======== RECORDS FOR THE TASK

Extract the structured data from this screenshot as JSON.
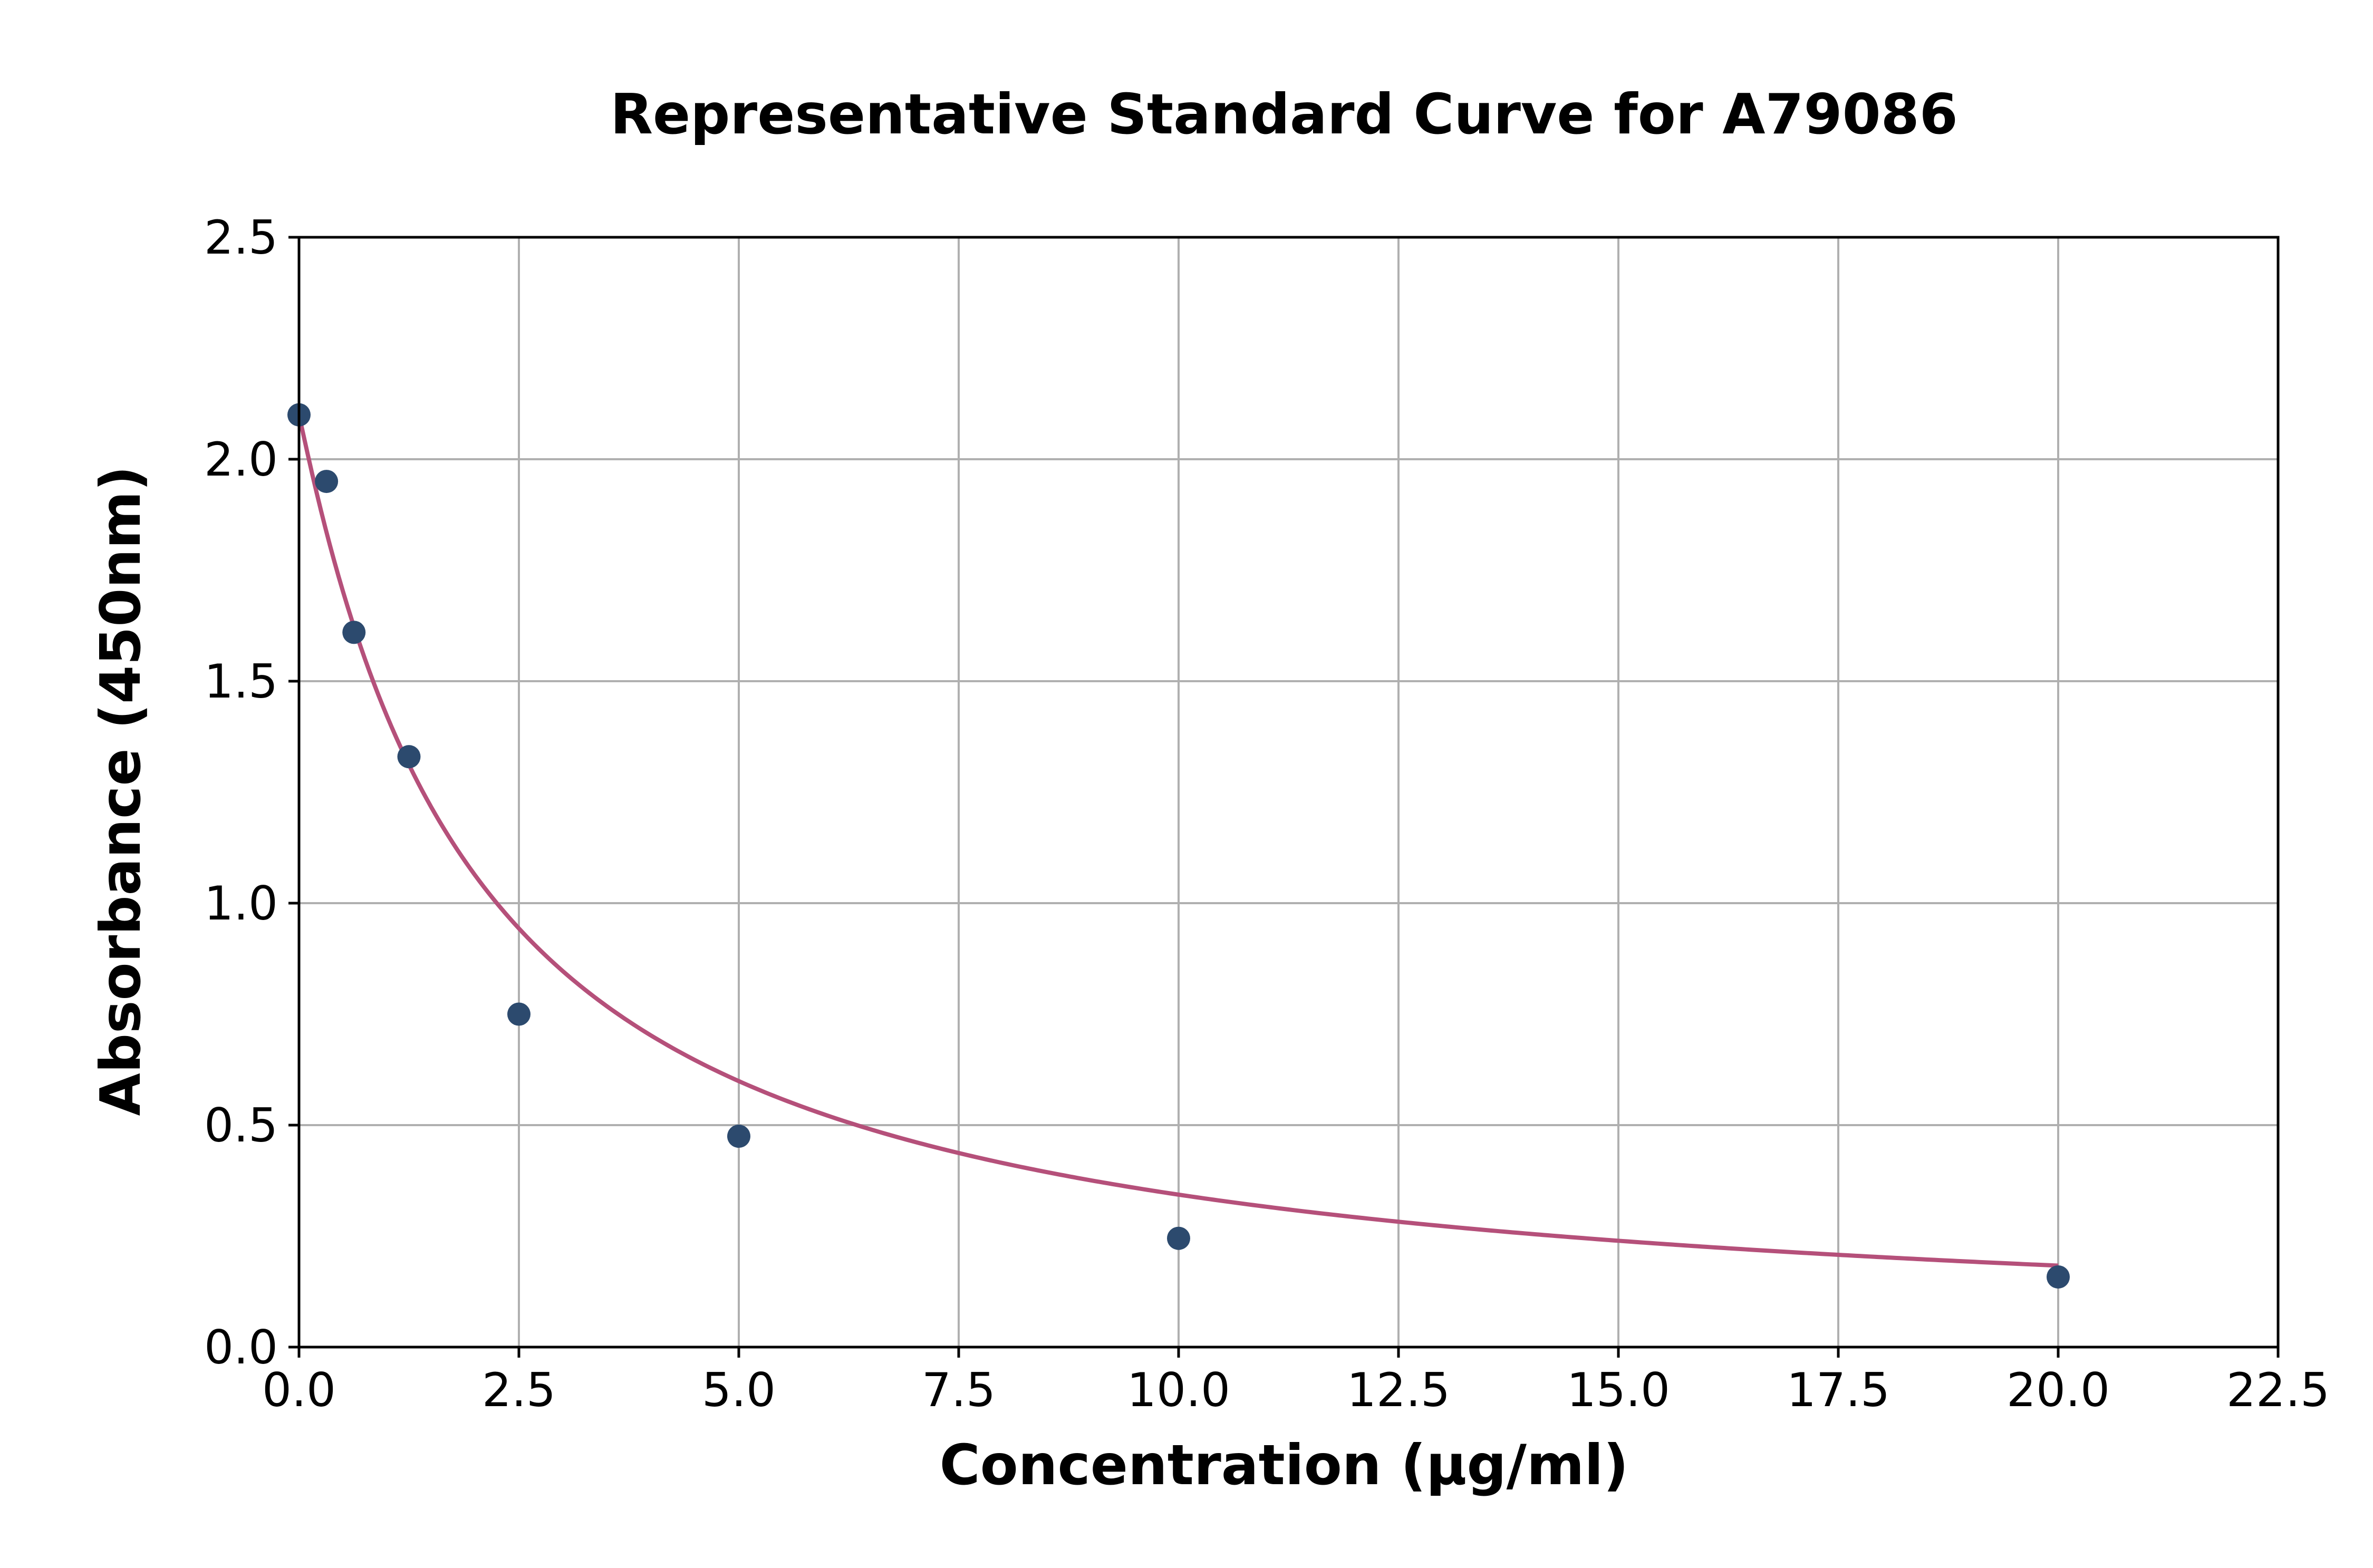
{
  "chart_data": {
    "type": "scatter",
    "title": "Representative Standard Curve for A79086",
    "xlabel": "Concentration (μg/ml)",
    "ylabel": "Absorbance (450nm)",
    "xlim": [
      0,
      22.5
    ],
    "ylim": [
      0,
      2.5
    ],
    "xticks": [
      "0.0",
      "2.5",
      "5.0",
      "7.5",
      "10.0",
      "12.5",
      "15.0",
      "17.5",
      "20.0",
      "22.5"
    ],
    "yticks": [
      "0.0",
      "0.5",
      "1.0",
      "1.5",
      "2.0",
      "2.5"
    ],
    "grid": true,
    "legend": "none",
    "series": [
      {
        "kind": "points",
        "color": "#2c4a6e",
        "x": [
          0,
          0.3125,
          0.625,
          1.25,
          2.5,
          5,
          10,
          20
        ],
        "y": [
          2.1,
          1.95,
          1.61,
          1.33,
          0.75,
          0.475,
          0.245,
          0.158
        ]
      },
      {
        "kind": "fitted-curve",
        "color": "#b5507a",
        "model": "4PL",
        "params": {
          "A": 2.1,
          "D": 0.0,
          "C": 2.05,
          "B": 1.03
        },
        "x_range": [
          0,
          20
        ]
      }
    ]
  }
}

================

__WHAT THE TASK REQUIRES__. The material above holds pictures; copy everything else in it exactly.

__RESULT__.
Extract the structured data from this screenshot as JSON.
{
  "chart_data": {
    "type": "scatter",
    "title": "Representative Standard Curve for A79086",
    "xlabel": "Concentration (μg/ml)",
    "ylabel": "Absorbance (450nm)",
    "xlim": [
      0,
      22.5
    ],
    "ylim": [
      0,
      2.5
    ],
    "xticks": [
      "0.0",
      "2.5",
      "5.0",
      "7.5",
      "10.0",
      "12.5",
      "15.0",
      "17.5",
      "20.0",
      "22.5"
    ],
    "yticks": [
      "0.0",
      "0.5",
      "1.0",
      "1.5",
      "2.0",
      "2.5"
    ],
    "grid": true,
    "legend": "none",
    "series": [
      {
        "kind": "points",
        "color": "#2c4a6e",
        "x": [
          0,
          0.3125,
          0.625,
          1.25,
          2.5,
          5,
          10,
          20
        ],
        "y": [
          2.1,
          1.95,
          1.61,
          1.33,
          0.75,
          0.475,
          0.245,
          0.158
        ]
      },
      {
        "kind": "fitted-curve",
        "color": "#b5507a",
        "model": "4PL",
        "params": {
          "A": 2.1,
          "D": 0.0,
          "C": 2.05,
          "B": 1.03
        },
        "x_range": [
          0,
          20
        ]
      }
    ]
  }
}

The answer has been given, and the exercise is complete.